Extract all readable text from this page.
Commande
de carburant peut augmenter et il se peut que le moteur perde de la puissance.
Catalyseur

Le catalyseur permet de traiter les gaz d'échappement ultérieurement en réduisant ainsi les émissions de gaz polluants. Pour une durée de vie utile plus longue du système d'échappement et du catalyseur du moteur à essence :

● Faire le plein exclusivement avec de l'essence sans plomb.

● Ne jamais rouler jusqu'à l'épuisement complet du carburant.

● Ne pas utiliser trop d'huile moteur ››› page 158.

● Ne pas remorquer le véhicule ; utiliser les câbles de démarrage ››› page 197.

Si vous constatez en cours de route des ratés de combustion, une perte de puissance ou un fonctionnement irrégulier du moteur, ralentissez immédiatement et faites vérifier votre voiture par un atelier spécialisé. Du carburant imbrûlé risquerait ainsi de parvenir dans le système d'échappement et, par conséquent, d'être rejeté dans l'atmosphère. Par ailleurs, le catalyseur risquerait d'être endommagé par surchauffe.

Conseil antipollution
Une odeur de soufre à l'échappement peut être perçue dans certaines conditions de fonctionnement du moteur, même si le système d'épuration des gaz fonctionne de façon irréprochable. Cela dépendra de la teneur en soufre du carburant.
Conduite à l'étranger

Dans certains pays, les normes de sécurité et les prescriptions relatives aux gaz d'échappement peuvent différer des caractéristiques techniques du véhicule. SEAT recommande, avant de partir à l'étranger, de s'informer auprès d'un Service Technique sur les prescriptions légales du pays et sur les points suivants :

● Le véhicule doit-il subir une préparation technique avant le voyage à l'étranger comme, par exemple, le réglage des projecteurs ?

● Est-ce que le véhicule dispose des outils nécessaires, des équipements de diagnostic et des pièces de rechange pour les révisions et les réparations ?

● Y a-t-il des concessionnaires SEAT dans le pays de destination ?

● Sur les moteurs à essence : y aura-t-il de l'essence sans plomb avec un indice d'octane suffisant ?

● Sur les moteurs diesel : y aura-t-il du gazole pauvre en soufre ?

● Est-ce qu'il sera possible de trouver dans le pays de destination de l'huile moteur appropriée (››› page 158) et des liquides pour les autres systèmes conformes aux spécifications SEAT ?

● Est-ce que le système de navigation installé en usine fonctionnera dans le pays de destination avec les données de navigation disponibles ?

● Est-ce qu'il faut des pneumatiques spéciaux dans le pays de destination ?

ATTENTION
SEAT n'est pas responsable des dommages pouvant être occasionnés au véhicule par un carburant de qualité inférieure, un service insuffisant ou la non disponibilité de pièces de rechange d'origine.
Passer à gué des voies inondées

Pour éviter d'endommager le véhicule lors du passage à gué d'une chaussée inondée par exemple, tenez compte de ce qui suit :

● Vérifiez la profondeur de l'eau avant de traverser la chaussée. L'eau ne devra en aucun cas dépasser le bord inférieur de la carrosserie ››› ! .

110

********************

- EXERCISE DESCRIPTION -
Only a number is wanted here: how many lines in the data above include the string "avec"?

- RESPONSE FOR THIS EXERCISE -
3